Leave out the images and repeat the listing below without a single change.
-- begin Raw records --
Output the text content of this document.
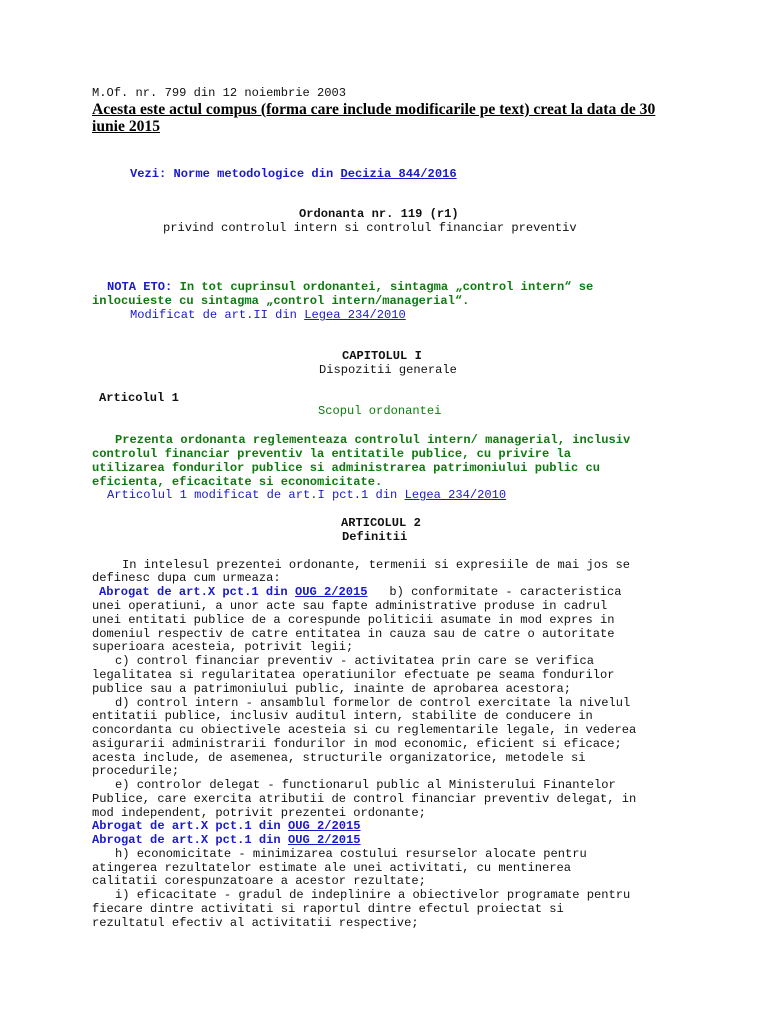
M.Of. nr. 799 din 12 noiembrie 2003
Acesta este actul compus (forma care include modificarile pe text) creat la data de 30
iunie 2015
Vezi: Norme metodologice din Decizia 844/2016
Ordonanta nr. 119 (r1)
privind controlul intern si controlul financiar preventiv
NOTA ETO: In tot cuprinsul ordonantei, sintagma „control intern“ se
inlocuieste cu sintagma „control intern/managerial“.
Modificat de art.II din Legea 234/2010
CAPITOLUL I
Dispozitii generale
Articolul 1
Scopul ordonantei
Prezenta ordonanta reglementeaza controlul intern/ managerial, inclusiv
controlul financiar preventiv la entitatile publice, cu privire la
utilizarea fondurilor publice si administrarea patrimoniului public cu
eficienta, eficacitate si economicitate.
Articolul 1 modificat de art.I pct.1 din Legea 234/2010
ARTICOLUL 2
Definitii
In intelesul prezentei ordonante, termenii si expresiile de mai jos se
definesc dupa cum urmeaza:
Abrogat de art.X pct.1 din OUG 2/2015 b) conformitate - caracteristica
unei operatiuni, a unor acte sau fapte administrative produse in cadrul
unei entitati publice de a corespunde politicii asumate in mod expres in
domeniul respectiv de catre entitatea in cauza sau de catre o autoritate
superioara acesteia, potrivit legii;
c) control financiar preventiv - activitatea prin care se verifica
legalitatea si regularitatea operatiunilor efectuate pe seama fondurilor
publice sau a patrimoniului public, inainte de aprobarea acestora;
d) control intern - ansamblul formelor de control exercitate la nivelul
entitatii publice, inclusiv auditul intern, stabilite de conducere in
concordanta cu obiectivele acesteia si cu reglementarile legale, in vederea
asigurarii administrarii fondurilor in mod economic, eficient si eficace;
acesta include, de asemenea, structurile organizatorice, metodele si
procedurile;
e) controlor delegat - functionarul public al Ministerului Finantelor
Publice, care exercita atributii de control financiar preventiv delegat, in
mod independent, potrivit prezentei ordonante;
Abrogat de art.X pct.1 din OUG 2/2015
Abrogat de art.X pct.1 din OUG 2/2015
h) economicitate - minimizarea costului resurselor alocate pentru
atingerea rezultatelor estimate ale unei activitati, cu mentinerea
calitatii corespunzatoare a acestor rezultate;
i) eficacitate - gradul de indeplinire a obiectivelor programate pentru
fiecare dintre activitati si raportul dintre efectul proiectat si
rezultatul efectiv al activitatii respective;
-- end Raw records --
Problem solution:
Output the text content of this document.
M.Of. nr. 799 din 12 noiembrie 2003
Acesta este actul compus (forma care include modificarile pe text) creat la data de 30
iunie 2015
Vezi: Norme metodologice din Decizia 844/2016
Ordonanta nr. 119 (r1)
privind controlul intern si controlul financiar preventiv
NOTA ETO: In tot cuprinsul ordonantei, sintagma „control intern“ se
inlocuieste cu sintagma „control intern/managerial“.
Modificat de art.II din Legea 234/2010
CAPITOLUL I
Dispozitii generale
Articolul 1
Scopul ordonantei
Prezenta ordonanta reglementeaza controlul intern/ managerial, inclusiv
controlul financiar preventiv la entitatile publice, cu privire la
utilizarea fondurilor publice si administrarea patrimoniului public cu
eficienta, eficacitate si economicitate.
Articolul 1 modificat de art.I pct.1 din Legea 234/2010
ARTICOLUL 2
Definitii
In intelesul prezentei ordonante, termenii si expresiile de mai jos se
definesc dupa cum urmeaza:
Abrogat de art.X pct.1 din OUG 2/2015 b) conformitate - caracteristica
unei operatiuni, a unor acte sau fapte administrative produse in cadrul
unei entitati publice de a corespunde politicii asumate in mod expres in
domeniul respectiv de catre entitatea in cauza sau de catre o autoritate
superioara acesteia, potrivit legii;
c) control financiar preventiv - activitatea prin care se verifica
legalitatea si regularitatea operatiunilor efectuate pe seama fondurilor
publice sau a patrimoniului public, inainte de aprobarea acestora;
d) control intern - ansamblul formelor de control exercitate la nivelul
entitatii publice, inclusiv auditul intern, stabilite de conducere in
concordanta cu obiectivele acesteia si cu reglementarile legale, in vederea
asigurarii administrarii fondurilor in mod economic, eficient si eficace;
acesta include, de asemenea, structurile organizatorice, metodele si
procedurile;
e) controlor delegat - functionarul public al Ministerului Finantelor
Publice, care exercita atributii de control financiar preventiv delegat, in
mod independent, potrivit prezentei ordonante;
Abrogat de art.X pct.1 din OUG 2/2015
Abrogat de art.X pct.1 din OUG 2/2015
h) economicitate - minimizarea costului resurselor alocate pentru
atingerea rezultatelor estimate ale unei activitati, cu mentinerea
calitatii corespunzatoare a acestor rezultate;
i) eficacitate - gradul de indeplinire a obiectivelor programate pentru
fiecare dintre activitati si raportul dintre efectul proiectat si
rezultatul efectiv al activitatii respective;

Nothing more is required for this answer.